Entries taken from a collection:
+---+

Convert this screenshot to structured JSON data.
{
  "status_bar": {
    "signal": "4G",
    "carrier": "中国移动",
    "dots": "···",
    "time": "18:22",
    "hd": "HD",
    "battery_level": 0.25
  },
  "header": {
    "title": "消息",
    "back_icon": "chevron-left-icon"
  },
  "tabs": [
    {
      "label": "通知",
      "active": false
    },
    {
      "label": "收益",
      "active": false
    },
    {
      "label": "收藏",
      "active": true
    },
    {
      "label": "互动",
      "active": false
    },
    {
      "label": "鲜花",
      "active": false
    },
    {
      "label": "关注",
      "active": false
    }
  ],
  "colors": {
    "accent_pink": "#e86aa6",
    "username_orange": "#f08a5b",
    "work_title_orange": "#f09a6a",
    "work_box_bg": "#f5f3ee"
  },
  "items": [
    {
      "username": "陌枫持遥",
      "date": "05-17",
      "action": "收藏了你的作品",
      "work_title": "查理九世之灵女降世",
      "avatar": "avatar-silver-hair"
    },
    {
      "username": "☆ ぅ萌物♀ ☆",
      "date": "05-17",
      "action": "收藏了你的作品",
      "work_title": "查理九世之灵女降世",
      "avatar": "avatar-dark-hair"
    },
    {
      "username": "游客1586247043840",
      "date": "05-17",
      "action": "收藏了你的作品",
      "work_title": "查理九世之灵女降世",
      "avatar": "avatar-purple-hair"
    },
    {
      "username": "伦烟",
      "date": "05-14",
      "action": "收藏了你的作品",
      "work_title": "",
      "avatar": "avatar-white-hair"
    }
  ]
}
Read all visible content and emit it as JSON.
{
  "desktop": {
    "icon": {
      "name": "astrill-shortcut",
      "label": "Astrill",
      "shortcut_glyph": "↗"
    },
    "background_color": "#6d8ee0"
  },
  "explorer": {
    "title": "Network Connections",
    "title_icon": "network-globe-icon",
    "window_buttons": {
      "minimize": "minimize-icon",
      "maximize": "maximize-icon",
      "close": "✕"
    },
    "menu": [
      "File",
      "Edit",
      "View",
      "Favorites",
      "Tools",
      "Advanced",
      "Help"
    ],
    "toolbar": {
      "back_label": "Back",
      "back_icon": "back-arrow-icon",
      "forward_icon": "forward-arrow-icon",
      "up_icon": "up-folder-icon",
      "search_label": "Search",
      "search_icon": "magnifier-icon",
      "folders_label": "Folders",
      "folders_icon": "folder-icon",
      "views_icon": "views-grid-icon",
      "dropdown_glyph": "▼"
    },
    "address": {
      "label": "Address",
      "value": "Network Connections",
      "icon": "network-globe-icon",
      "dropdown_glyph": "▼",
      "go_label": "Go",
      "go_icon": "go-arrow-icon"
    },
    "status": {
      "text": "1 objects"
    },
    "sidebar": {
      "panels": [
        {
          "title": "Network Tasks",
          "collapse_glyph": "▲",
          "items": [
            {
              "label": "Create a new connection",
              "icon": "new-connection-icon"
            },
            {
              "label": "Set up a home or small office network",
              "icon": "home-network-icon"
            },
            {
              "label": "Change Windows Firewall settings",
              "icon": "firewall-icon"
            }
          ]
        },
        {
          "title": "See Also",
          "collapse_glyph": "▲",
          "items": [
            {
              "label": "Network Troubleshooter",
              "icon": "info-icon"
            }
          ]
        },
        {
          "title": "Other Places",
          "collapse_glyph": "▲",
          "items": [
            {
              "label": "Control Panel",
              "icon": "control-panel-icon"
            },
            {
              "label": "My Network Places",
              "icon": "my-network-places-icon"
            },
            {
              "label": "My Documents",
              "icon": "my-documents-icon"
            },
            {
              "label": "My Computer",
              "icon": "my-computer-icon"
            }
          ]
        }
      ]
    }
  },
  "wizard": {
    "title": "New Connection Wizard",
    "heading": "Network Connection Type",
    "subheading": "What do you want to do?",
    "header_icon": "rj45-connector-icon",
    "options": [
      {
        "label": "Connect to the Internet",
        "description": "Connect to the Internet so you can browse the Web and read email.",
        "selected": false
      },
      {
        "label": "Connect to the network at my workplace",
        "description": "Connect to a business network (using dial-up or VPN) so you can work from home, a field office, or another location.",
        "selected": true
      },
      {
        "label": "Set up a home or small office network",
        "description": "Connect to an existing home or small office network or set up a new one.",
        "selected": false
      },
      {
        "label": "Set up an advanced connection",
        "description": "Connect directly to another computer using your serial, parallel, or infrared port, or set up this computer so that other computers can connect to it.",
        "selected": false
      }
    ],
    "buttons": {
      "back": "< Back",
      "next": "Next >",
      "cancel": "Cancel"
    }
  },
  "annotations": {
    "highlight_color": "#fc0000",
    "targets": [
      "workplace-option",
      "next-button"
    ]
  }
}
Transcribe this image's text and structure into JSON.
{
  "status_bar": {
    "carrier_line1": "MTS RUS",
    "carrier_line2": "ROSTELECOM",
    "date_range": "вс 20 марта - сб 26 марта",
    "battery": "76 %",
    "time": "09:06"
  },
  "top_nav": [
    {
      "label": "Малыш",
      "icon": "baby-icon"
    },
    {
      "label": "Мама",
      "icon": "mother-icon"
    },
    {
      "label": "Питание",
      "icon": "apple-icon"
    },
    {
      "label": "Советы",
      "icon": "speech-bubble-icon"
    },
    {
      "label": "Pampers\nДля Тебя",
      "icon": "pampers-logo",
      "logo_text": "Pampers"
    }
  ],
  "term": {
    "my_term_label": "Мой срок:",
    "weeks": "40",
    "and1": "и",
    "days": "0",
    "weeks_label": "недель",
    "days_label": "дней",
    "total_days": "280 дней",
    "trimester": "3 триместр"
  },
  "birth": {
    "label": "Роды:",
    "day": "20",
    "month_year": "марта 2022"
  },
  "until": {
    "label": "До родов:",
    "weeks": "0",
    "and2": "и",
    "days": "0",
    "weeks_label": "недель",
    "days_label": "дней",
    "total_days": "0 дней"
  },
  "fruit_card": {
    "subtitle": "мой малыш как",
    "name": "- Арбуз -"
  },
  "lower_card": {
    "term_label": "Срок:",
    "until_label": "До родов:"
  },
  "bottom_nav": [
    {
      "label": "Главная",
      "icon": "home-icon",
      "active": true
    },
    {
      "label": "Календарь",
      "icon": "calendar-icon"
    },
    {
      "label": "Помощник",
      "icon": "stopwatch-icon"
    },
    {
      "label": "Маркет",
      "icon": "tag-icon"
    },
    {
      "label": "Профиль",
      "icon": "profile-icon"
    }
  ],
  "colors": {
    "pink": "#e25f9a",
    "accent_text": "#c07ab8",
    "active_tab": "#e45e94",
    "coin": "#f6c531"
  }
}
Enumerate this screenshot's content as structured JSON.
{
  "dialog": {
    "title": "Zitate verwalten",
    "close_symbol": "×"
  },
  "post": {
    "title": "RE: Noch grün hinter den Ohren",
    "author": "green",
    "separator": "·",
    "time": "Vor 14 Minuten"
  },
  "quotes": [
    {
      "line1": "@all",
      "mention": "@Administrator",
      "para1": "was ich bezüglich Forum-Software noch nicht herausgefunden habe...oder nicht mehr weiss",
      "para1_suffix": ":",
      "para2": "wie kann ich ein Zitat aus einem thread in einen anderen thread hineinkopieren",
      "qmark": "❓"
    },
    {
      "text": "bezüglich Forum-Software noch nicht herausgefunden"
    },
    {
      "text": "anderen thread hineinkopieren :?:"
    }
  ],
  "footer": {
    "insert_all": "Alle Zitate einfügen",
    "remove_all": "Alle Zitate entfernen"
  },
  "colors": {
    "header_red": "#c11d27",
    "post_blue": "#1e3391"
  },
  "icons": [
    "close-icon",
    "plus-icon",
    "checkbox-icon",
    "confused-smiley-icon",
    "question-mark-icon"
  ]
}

+---+

◆ Brief ◆
From the listing, tally every line with the word "Internet" in it and give only the tally.

◆ Task result ◆
2